## Task description
Keep only the lines where "науки" appears.

(Collected data)

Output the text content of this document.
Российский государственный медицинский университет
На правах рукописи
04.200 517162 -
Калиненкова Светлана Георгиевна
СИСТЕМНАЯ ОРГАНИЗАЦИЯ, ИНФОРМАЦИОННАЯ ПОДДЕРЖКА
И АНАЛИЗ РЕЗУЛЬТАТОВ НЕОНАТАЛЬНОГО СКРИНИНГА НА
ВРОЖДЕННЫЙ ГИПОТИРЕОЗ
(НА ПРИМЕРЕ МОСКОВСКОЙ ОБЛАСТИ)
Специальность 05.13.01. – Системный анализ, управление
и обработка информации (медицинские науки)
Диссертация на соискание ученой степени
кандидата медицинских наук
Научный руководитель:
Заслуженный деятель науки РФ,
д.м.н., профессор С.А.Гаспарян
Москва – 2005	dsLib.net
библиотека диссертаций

## Response below
и обработка информации (медицинские науки)
Заслуженный деятель науки РФ,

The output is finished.